__DIRECTION__
Copy out the records in full, word for word, without pictures.

(Figure record extracts)
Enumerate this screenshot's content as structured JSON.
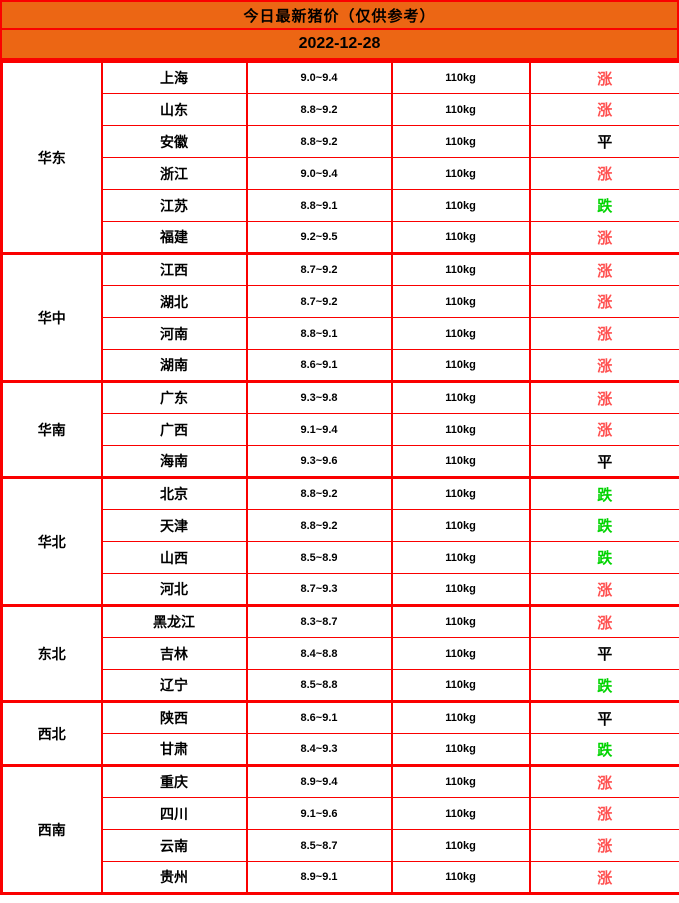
{
  "header": {
    "title": "今日最新猪价（仅供参考）",
    "date": "2022-12-28"
  },
  "colors": {
    "header_bg": "#EC6614",
    "border": "#FA0000",
    "trend": {
      "up": "#FF5050",
      "flat": "#000000",
      "down": "#00D400"
    }
  },
  "table": {
    "groups": [
      {
        "region": "华东",
        "rows": [
          {
            "province": "上海",
            "price": "9.0~9.4",
            "weight": "110kg",
            "trend": "涨",
            "trend_status": "up"
          },
          {
            "province": "山东",
            "price": "8.8~9.2",
            "weight": "110kg",
            "trend": "涨",
            "trend_status": "up"
          },
          {
            "province": "安徽",
            "price": "8.8~9.2",
            "weight": "110kg",
            "trend": "平",
            "trend_status": "flat"
          },
          {
            "province": "浙江",
            "price": "9.0~9.4",
            "weight": "110kg",
            "trend": "涨",
            "trend_status": "up"
          },
          {
            "province": "江苏",
            "price": "8.8~9.1",
            "weight": "110kg",
            "trend": "跌",
            "trend_status": "down"
          },
          {
            "province": "福建",
            "price": "9.2~9.5",
            "weight": "110kg",
            "trend": "涨",
            "trend_status": "up"
          }
        ]
      },
      {
        "region": "华中",
        "rows": [
          {
            "province": "江西",
            "price": "8.7~9.2",
            "weight": "110kg",
            "trend": "涨",
            "trend_status": "up"
          },
          {
            "province": "湖北",
            "price": "8.7~9.2",
            "weight": "110kg",
            "trend": "涨",
            "trend_status": "up"
          },
          {
            "province": "河南",
            "price": "8.8~9.1",
            "weight": "110kg",
            "trend": "涨",
            "trend_status": "up"
          },
          {
            "province": "湖南",
            "price": "8.6~9.1",
            "weight": "110kg",
            "trend": "涨",
            "trend_status": "up"
          }
        ]
      },
      {
        "region": "华南",
        "rows": [
          {
            "province": "广东",
            "price": "9.3~9.8",
            "weight": "110kg",
            "trend": "涨",
            "trend_status": "up"
          },
          {
            "province": "广西",
            "price": "9.1~9.4",
            "weight": "110kg",
            "trend": "涨",
            "trend_status": "up"
          },
          {
            "province": "海南",
            "price": "9.3~9.6",
            "weight": "110kg",
            "trend": "平",
            "trend_status": "flat"
          }
        ]
      },
      {
        "region": "华北",
        "rows": [
          {
            "province": "北京",
            "price": "8.8~9.2",
            "weight": "110kg",
            "trend": "跌",
            "trend_status": "down"
          },
          {
            "province": "天津",
            "price": "8.8~9.2",
            "weight": "110kg",
            "trend": "跌",
            "trend_status": "down"
          },
          {
            "province": "山西",
            "price": "8.5~8.9",
            "weight": "110kg",
            "trend": "跌",
            "trend_status": "down"
          },
          {
            "province": "河北",
            "price": "8.7~9.3",
            "weight": "110kg",
            "trend": "涨",
            "trend_status": "up"
          }
        ]
      },
      {
        "region": "东北",
        "rows": [
          {
            "province": "黑龙江",
            "price": "8.3~8.7",
            "weight": "110kg",
            "trend": "涨",
            "trend_status": "up"
          },
          {
            "province": "吉林",
            "price": "8.4~8.8",
            "weight": "110kg",
            "trend": "平",
            "trend_status": "flat"
          },
          {
            "province": "辽宁",
            "price": "8.5~8.8",
            "weight": "110kg",
            "trend": "跌",
            "trend_status": "down"
          }
        ]
      },
      {
        "region": "西北",
        "rows": [
          {
            "province": "陕西",
            "price": "8.6~9.1",
            "weight": "110kg",
            "trend": "平",
            "trend_status": "flat"
          },
          {
            "province": "甘肃",
            "price": "8.4~9.3",
            "weight": "110kg",
            "trend": "跌",
            "trend_status": "down"
          }
        ]
      },
      {
        "region": "西南",
        "rows": [
          {
            "province": "重庆",
            "price": "8.9~9.4",
            "weight": "110kg",
            "trend": "涨",
            "trend_status": "up"
          },
          {
            "province": "四川",
            "price": "9.1~9.6",
            "weight": "110kg",
            "trend": "涨",
            "trend_status": "up"
          },
          {
            "province": "云南",
            "price": "8.5~8.7",
            "weight": "110kg",
            "trend": "涨",
            "trend_status": "up"
          },
          {
            "province": "贵州",
            "price": "8.9~9.1",
            "weight": "110kg",
            "trend": "涨",
            "trend_status": "up"
          }
        ]
      }
    ]
  },
  "chart_data": {
    "type": "table",
    "title": "今日最新猪价（仅供参考）",
    "date": "2022-12-28",
    "rows": [
      [
        "华东",
        "上海",
        "9.0~9.4",
        "110kg",
        "涨"
      ],
      [
        "华东",
        "山东",
        "8.8~9.2",
        "110kg",
        "涨"
      ],
      [
        "华东",
        "安徽",
        "8.8~9.2",
        "110kg",
        "平"
      ],
      [
        "华东",
        "浙江",
        "9.0~9.4",
        "110kg",
        "涨"
      ],
      [
        "华东",
        "江苏",
        "8.8~9.1",
        "110kg",
        "跌"
      ],
      [
        "华东",
        "福建",
        "9.2~9.5",
        "110kg",
        "涨"
      ],
      [
        "华中",
        "江西",
        "8.7~9.2",
        "110kg",
        "涨"
      ],
      [
        "华中",
        "湖北",
        "8.7~9.2",
        "110kg",
        "涨"
      ],
      [
        "华中",
        "河南",
        "8.8~9.1",
        "110kg",
        "涨"
      ],
      [
        "华中",
        "湖南",
        "8.6~9.1",
        "110kg",
        "涨"
      ],
      [
        "华南",
        "广东",
        "9.3~9.8",
        "110kg",
        "涨"
      ],
      [
        "华南",
        "广西",
        "9.1~9.4",
        "110kg",
        "涨"
      ],
      [
        "华南",
        "海南",
        "9.3~9.6",
        "110kg",
        "平"
      ],
      [
        "华北",
        "北京",
        "8.8~9.2",
        "110kg",
        "跌"
      ],
      [
        "华北",
        "天津",
        "8.8~9.2",
        "110kg",
        "跌"
      ],
      [
        "华北",
        "山西",
        "8.5~8.9",
        "110kg",
        "跌"
      ],
      [
        "华北",
        "河北",
        "8.7~9.3",
        "110kg",
        "涨"
      ],
      [
        "东北",
        "黑龙江",
        "8.3~8.7",
        "110kg",
        "涨"
      ],
      [
        "东北",
        "吉林",
        "8.4~8.8",
        "110kg",
        "平"
      ],
      [
        "东北",
        "辽宁",
        "8.5~8.8",
        "110kg",
        "跌"
      ],
      [
        "西北",
        "陕西",
        "8.6~9.1",
        "110kg",
        "平"
      ],
      [
        "西北",
        "甘肃",
        "8.4~9.3",
        "110kg",
        "跌"
      ],
      [
        "西南",
        "重庆",
        "8.9~9.4",
        "110kg",
        "涨"
      ],
      [
        "西南",
        "四川",
        "9.1~9.6",
        "110kg",
        "涨"
      ],
      [
        "西南",
        "云南",
        "8.5~8.7",
        "110kg",
        "涨"
      ],
      [
        "西南",
        "贵州",
        "8.9~9.1",
        "110kg",
        "涨"
      ]
    ]
  }
}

__SOLUTION BELOW__
Enumerate this screenshot's content as structured JSON.
{
  "header": {
    "title": "今日最新猪价（仅供参考）",
    "date": "2022-12-28"
  },
  "colors": {
    "header_bg": "#EC6614",
    "border": "#FA0000",
    "trend": {
      "up": "#FF5050",
      "flat": "#000000",
      "down": "#00D400"
    }
  },
  "table": {
    "groups": [
      {
        "region": "华东",
        "rows": [
          {
            "province": "上海",
            "price": "9.0~9.4",
            "weight": "110kg",
            "trend": "涨",
            "trend_status": "up"
          },
          {
            "province": "山东",
            "price": "8.8~9.2",
            "weight": "110kg",
            "trend": "涨",
            "trend_status": "up"
          },
          {
            "province": "安徽",
            "price": "8.8~9.2",
            "weight": "110kg",
            "trend": "平",
            "trend_status": "flat"
          },
          {
            "province": "浙江",
            "price": "9.0~9.4",
            "weight": "110kg",
            "trend": "涨",
            "trend_status": "up"
          },
          {
            "province": "江苏",
            "price": "8.8~9.1",
            "weight": "110kg",
            "trend": "跌",
            "trend_status": "down"
          },
          {
            "province": "福建",
            "price": "9.2~9.5",
            "weight": "110kg",
            "trend": "涨",
            "trend_status": "up"
          }
        ]
      },
      {
        "region": "华中",
        "rows": [
          {
            "province": "江西",
            "price": "8.7~9.2",
            "weight": "110kg",
            "trend": "涨",
            "trend_status": "up"
          },
          {
            "province": "湖北",
            "price": "8.7~9.2",
            "weight": "110kg",
            "trend": "涨",
            "trend_status": "up"
          },
          {
            "province": "河南",
            "price": "8.8~9.1",
            "weight": "110kg",
            "trend": "涨",
            "trend_status": "up"
          },
          {
            "province": "湖南",
            "price": "8.6~9.1",
            "weight": "110kg",
            "trend": "涨",
            "trend_status": "up"
          }
        ]
      },
      {
        "region": "华南",
        "rows": [
          {
            "province": "广东",
            "price": "9.3~9.8",
            "weight": "110kg",
            "trend": "涨",
            "trend_status": "up"
          },
          {
            "province": "广西",
            "price": "9.1~9.4",
            "weight": "110kg",
            "trend": "涨",
            "trend_status": "up"
          },
          {
            "province": "海南",
            "price": "9.3~9.6",
            "weight": "110kg",
            "trend": "平",
            "trend_status": "flat"
          }
        ]
      },
      {
        "region": "华北",
        "rows": [
          {
            "province": "北京",
            "price": "8.8~9.2",
            "weight": "110kg",
            "trend": "跌",
            "trend_status": "down"
          },
          {
            "province": "天津",
            "price": "8.8~9.2",
            "weight": "110kg",
            "trend": "跌",
            "trend_status": "down"
          },
          {
            "province": "山西",
            "price": "8.5~8.9",
            "weight": "110kg",
            "trend": "跌",
            "trend_status": "down"
          },
          {
            "province": "河北",
            "price": "8.7~9.3",
            "weight": "110kg",
            "trend": "涨",
            "trend_status": "up"
          }
        ]
      },
      {
        "region": "东北",
        "rows": [
          {
            "province": "黑龙江",
            "price": "8.3~8.7",
            "weight": "110kg",
            "trend": "涨",
            "trend_status": "up"
          },
          {
            "province": "吉林",
            "price": "8.4~8.8",
            "weight": "110kg",
            "trend": "平",
            "trend_status": "flat"
          },
          {
            "province": "辽宁",
            "price": "8.5~8.8",
            "weight": "110kg",
            "trend": "跌",
            "trend_status": "down"
          }
        ]
      },
      {
        "region": "西北",
        "rows": [
          {
            "province": "陕西",
            "price": "8.6~9.1",
            "weight": "110kg",
            "trend": "平",
            "trend_status": "flat"
          },
          {
            "province": "甘肃",
            "price": "8.4~9.3",
            "weight": "110kg",
            "trend": "跌",
            "trend_status": "down"
          }
        ]
      },
      {
        "region": "西南",
        "rows": [
          {
            "province": "重庆",
            "price": "8.9~9.4",
            "weight": "110kg",
            "trend": "涨",
            "trend_status": "up"
          },
          {
            "province": "四川",
            "price": "9.1~9.6",
            "weight": "110kg",
            "trend": "涨",
            "trend_status": "up"
          },
          {
            "province": "云南",
            "price": "8.5~8.7",
            "weight": "110kg",
            "trend": "涨",
            "trend_status": "up"
          },
          {
            "province": "贵州",
            "price": "8.9~9.1",
            "weight": "110kg",
            "trend": "涨",
            "trend_status": "up"
          }
        ]
      }
    ]
  },
  "chart_data": {
    "type": "table",
    "title": "今日最新猪价（仅供参考）",
    "date": "2022-12-28",
    "rows": [
      [
        "华东",
        "上海",
        "9.0~9.4",
        "110kg",
        "涨"
      ],
      [
        "华东",
        "山东",
        "8.8~9.2",
        "110kg",
        "涨"
      ],
      [
        "华东",
        "安徽",
        "8.8~9.2",
        "110kg",
        "平"
      ],
      [
        "华东",
        "浙江",
        "9.0~9.4",
        "110kg",
        "涨"
      ],
      [
        "华东",
        "江苏",
        "8.8~9.1",
        "110kg",
        "跌"
      ],
      [
        "华东",
        "福建",
        "9.2~9.5",
        "110kg",
        "涨"
      ],
      [
        "华中",
        "江西",
        "8.7~9.2",
        "110kg",
        "涨"
      ],
      [
        "华中",
        "湖北",
        "8.7~9.2",
        "110kg",
        "涨"
      ],
      [
        "华中",
        "河南",
        "8.8~9.1",
        "110kg",
        "涨"
      ],
      [
        "华中",
        "湖南",
        "8.6~9.1",
        "110kg",
        "涨"
      ],
      [
        "华南",
        "广东",
        "9.3~9.8",
        "110kg",
        "涨"
      ],
      [
        "华南",
        "广西",
        "9.1~9.4",
        "110kg",
        "涨"
      ],
      [
        "华南",
        "海南",
        "9.3~9.6",
        "110kg",
        "平"
      ],
      [
        "华北",
        "北京",
        "8.8~9.2",
        "110kg",
        "跌"
      ],
      [
        "华北",
        "天津",
        "8.8~9.2",
        "110kg",
        "跌"
      ],
      [
        "华北",
        "山西",
        "8.5~8.9",
        "110kg",
        "跌"
      ],
      [
        "华北",
        "河北",
        "8.7~9.3",
        "110kg",
        "涨"
      ],
      [
        "东北",
        "黑龙江",
        "8.3~8.7",
        "110kg",
        "涨"
      ],
      [
        "东北",
        "吉林",
        "8.4~8.8",
        "110kg",
        "平"
      ],
      [
        "东北",
        "辽宁",
        "8.5~8.8",
        "110kg",
        "跌"
      ],
      [
        "西北",
        "陕西",
        "8.6~9.1",
        "110kg",
        "平"
      ],
      [
        "西北",
        "甘肃",
        "8.4~9.3",
        "110kg",
        "跌"
      ],
      [
        "西南",
        "重庆",
        "8.9~9.4",
        "110kg",
        "涨"
      ],
      [
        "西南",
        "四川",
        "9.1~9.6",
        "110kg",
        "涨"
      ],
      [
        "西南",
        "云南",
        "8.5~8.7",
        "110kg",
        "涨"
      ],
      [
        "西南",
        "贵州",
        "8.9~9.1",
        "110kg",
        "涨"
      ]
    ]
  }
}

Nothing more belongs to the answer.